● **PROBLEM 1**
Say whether each statement agrees with the post about the Bible: (a) The writer says the Bible was commissioned. (b) The writer holds that the authors matter more than the text. (c) The writer says atheists ask the greatest things. Answer yes or no for each, quoting the deciding words of the post.

● **PAGE**
------------------------------------
Dr. X hasn't shown up yet to answer my original question. But hopefully he soon will.

This is getting a little off topic but still fun. Although way too many questions coming at me. I don't want to bore you all with my thoughts anymore than possible. So I'll try and do one question at a time.
(I will remind you - unlike most Christians: the reason I come here and chat is not to evangelise but to collect questions and opinions about the Bible. And honestly - atheists ask the greatest things. The answers to these discussions would probably just annoy most of you. Believe what you want - you will anyway...but i like hearing your thoughts and concerns.)

Many cults and religions inform their believer's NOT to question some things. Christianity and the Bible says "Bring it on. We like a challenge."


Some very useful comments Jetson. I imagine there are alot of Christians who don't know what you know about the Bible. It would be helpful if they did.

Its true the Bible was not commissioned. We do know some of the authors: but not all.
  I am curious, which ones do you think we know?

Quote

Which authors do I think we know: Not as many as I'd like. But the authors aren't as important as the text.
------------------------------------
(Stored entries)
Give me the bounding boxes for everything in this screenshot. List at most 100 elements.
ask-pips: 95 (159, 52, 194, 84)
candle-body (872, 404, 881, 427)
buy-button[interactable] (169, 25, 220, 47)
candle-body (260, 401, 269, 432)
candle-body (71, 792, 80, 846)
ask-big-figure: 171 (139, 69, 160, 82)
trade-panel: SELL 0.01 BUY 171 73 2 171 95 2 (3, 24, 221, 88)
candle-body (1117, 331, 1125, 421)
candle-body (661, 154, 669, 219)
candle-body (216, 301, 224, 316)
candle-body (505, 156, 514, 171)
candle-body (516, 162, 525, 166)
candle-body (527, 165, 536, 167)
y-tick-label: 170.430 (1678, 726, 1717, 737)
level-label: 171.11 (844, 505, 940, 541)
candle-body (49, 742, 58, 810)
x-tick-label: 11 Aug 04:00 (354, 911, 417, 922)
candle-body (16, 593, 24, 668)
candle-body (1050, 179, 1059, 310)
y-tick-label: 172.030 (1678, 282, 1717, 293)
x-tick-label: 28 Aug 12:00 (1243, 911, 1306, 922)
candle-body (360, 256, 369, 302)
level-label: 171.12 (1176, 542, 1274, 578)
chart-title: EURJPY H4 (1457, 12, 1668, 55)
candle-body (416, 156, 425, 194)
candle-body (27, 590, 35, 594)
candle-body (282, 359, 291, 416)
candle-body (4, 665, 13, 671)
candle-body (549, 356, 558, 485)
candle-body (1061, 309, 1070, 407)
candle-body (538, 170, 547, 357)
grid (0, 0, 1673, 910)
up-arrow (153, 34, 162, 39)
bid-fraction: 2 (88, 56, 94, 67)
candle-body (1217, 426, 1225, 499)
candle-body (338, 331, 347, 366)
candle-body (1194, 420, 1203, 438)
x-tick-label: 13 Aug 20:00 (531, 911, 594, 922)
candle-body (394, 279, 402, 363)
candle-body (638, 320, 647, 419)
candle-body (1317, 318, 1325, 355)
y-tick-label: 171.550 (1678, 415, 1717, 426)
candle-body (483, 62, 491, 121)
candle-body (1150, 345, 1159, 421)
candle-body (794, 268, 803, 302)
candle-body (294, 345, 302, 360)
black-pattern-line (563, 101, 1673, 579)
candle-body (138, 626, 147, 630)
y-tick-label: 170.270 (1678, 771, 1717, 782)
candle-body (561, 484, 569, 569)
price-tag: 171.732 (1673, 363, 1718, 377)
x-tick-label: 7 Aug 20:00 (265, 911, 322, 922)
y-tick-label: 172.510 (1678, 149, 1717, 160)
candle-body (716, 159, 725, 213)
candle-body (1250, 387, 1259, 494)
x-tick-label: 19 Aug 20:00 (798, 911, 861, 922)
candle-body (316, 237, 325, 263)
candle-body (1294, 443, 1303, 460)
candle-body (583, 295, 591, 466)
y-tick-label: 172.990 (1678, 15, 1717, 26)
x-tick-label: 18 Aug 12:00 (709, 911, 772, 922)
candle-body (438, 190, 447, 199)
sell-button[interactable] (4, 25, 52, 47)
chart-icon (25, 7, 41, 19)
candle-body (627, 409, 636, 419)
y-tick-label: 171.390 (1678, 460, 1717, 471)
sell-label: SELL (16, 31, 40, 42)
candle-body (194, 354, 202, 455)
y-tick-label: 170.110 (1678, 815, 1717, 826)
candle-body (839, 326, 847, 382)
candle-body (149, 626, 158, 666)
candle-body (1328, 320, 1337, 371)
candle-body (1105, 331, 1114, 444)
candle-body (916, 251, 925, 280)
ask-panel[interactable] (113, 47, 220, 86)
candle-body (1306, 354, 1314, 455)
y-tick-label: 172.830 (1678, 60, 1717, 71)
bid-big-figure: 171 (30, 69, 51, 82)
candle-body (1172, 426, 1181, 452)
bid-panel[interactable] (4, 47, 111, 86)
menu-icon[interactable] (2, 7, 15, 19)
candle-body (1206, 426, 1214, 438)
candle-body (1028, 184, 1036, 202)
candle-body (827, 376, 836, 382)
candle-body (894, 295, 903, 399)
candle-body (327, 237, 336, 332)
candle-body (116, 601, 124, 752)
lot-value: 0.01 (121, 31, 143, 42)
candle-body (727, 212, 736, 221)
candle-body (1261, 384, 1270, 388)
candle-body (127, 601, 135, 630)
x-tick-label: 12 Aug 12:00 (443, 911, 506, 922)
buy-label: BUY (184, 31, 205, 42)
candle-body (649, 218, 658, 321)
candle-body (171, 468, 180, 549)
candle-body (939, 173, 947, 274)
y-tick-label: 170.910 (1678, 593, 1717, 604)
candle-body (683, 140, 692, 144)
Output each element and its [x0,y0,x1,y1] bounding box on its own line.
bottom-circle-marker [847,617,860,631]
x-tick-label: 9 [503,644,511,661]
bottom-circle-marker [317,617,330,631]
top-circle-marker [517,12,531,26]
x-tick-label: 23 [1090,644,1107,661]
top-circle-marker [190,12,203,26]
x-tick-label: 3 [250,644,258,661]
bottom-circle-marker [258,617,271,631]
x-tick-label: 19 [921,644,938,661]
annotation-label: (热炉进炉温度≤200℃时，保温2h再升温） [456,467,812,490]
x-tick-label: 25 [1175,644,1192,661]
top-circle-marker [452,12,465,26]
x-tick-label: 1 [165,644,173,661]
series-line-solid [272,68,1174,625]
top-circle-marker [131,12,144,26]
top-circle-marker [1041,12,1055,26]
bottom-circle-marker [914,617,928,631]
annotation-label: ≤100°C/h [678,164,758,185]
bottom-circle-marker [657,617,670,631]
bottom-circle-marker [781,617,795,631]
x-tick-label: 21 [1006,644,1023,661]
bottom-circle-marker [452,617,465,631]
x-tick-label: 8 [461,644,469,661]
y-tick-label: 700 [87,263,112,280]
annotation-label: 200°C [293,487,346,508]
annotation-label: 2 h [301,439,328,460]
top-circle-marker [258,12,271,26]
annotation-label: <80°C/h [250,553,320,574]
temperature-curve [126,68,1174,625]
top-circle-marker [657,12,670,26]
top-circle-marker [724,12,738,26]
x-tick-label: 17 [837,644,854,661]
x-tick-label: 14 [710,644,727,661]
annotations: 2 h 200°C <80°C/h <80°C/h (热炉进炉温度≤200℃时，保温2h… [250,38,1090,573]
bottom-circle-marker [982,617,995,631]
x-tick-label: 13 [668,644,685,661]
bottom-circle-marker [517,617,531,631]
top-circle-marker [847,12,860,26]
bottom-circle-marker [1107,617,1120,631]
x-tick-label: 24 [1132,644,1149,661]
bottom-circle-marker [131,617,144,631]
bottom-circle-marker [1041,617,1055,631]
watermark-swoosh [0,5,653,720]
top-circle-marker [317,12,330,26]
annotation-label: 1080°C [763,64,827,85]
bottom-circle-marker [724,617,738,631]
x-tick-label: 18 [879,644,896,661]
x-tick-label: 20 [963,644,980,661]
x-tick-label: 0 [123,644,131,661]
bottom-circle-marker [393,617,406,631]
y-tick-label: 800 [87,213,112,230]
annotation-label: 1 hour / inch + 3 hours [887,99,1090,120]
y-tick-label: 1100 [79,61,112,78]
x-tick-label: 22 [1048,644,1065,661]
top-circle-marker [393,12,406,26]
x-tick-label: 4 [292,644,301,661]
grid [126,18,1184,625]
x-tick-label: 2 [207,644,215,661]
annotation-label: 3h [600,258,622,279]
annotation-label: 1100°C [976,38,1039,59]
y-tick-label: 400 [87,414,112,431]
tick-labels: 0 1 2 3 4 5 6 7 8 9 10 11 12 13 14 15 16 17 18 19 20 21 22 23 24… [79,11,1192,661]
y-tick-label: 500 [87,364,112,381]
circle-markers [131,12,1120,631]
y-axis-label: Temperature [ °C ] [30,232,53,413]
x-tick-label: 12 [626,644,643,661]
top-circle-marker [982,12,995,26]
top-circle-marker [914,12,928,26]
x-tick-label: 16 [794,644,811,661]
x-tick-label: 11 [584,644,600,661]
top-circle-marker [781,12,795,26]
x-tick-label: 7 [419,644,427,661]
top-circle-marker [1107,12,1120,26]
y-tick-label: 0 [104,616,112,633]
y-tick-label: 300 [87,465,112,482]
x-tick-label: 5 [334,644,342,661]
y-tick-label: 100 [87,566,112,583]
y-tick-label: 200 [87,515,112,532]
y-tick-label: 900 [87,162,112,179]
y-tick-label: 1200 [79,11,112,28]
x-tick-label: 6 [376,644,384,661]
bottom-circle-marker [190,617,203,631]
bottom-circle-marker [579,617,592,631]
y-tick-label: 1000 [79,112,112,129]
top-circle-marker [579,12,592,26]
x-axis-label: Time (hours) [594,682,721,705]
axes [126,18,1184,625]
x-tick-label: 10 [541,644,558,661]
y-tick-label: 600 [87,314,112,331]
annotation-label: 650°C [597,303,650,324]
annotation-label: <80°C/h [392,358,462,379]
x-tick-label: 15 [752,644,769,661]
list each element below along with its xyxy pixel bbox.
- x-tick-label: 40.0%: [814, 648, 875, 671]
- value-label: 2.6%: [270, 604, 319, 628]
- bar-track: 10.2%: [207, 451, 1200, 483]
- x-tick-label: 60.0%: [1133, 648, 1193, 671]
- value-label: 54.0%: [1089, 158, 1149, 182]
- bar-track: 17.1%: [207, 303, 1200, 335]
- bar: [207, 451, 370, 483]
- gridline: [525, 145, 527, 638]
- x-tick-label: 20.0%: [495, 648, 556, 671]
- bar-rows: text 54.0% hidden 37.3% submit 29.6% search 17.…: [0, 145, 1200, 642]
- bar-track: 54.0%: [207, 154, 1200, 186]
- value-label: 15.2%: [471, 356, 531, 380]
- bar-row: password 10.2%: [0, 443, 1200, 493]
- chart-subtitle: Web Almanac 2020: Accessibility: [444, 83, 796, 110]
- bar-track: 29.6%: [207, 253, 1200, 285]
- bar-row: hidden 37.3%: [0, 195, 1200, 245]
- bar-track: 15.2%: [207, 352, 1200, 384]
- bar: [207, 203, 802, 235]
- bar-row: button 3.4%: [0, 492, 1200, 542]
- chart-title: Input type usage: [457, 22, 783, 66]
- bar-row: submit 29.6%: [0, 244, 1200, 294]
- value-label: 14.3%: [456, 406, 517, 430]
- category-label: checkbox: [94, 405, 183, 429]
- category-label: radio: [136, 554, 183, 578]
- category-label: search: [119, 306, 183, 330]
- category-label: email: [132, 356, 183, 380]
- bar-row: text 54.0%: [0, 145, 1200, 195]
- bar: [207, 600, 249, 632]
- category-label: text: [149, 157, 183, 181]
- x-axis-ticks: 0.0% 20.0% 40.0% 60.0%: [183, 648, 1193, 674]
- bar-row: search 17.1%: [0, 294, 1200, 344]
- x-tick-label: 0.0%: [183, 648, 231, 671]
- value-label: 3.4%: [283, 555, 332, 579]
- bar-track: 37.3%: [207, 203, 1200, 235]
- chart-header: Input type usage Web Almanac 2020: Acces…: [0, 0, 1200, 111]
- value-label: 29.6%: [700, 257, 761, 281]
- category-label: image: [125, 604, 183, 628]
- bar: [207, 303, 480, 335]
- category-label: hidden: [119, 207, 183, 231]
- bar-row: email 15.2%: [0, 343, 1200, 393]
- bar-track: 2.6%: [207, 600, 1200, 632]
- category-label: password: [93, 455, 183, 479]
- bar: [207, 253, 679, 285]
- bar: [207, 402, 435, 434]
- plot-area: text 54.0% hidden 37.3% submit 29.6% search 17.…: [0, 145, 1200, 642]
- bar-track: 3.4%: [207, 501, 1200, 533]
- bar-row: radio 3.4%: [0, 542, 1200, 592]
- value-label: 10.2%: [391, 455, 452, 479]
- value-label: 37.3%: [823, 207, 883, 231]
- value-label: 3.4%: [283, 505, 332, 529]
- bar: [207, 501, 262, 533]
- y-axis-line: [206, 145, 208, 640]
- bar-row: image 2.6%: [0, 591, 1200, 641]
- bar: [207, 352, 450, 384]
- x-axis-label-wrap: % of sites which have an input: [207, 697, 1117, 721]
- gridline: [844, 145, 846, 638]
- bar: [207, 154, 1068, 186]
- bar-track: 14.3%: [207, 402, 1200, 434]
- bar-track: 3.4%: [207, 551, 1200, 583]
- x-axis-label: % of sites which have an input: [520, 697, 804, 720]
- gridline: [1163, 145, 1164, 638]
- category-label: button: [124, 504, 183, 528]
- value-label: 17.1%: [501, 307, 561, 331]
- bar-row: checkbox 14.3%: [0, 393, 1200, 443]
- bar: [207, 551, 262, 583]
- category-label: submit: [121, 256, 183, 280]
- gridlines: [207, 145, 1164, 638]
------------------------------------
● **PROBLEM 2**
Write out the stored entries again unchanged, beginning at their first line and stopping after the line that has "candle-body (16, 593, 24, 668)".

● **WRITTEN REPLY 1**
(a) No: "Its true the Bible was not commissioned."
(b) No: "But the authors aren't as important as the text."
(c) Yes: "atheists ask the greatest things."

● **WRITTEN REPLY 2**
Give me the bounding boxes for everything in this screenshot. List at most 100 elements.
ask-pips: 95 (159, 52, 194, 84)
candle-body (872, 404, 881, 427)
buy-button[interactable] (169, 25, 220, 47)
candle-body (260, 401, 269, 432)
candle-body (71, 792, 80, 846)
ask-big-figure: 171 (139, 69, 160, 82)
trade-panel: SELL 0.01 BUY 171 73 2 171 95 2 (3, 24, 221, 88)
candle-body (1117, 331, 1125, 421)
candle-body (661, 154, 669, 219)
candle-body (216, 301, 224, 316)
candle-body (505, 156, 514, 171)
candle-body (516, 162, 525, 166)
candle-body (527, 165, 536, 167)
y-tick-label: 170.430 (1678, 726, 1717, 737)
level-label: 171.11 (844, 505, 940, 541)
candle-body (49, 742, 58, 810)
x-tick-label: 11 Aug 04:00 (354, 911, 417, 922)
candle-body (16, 593, 24, 668)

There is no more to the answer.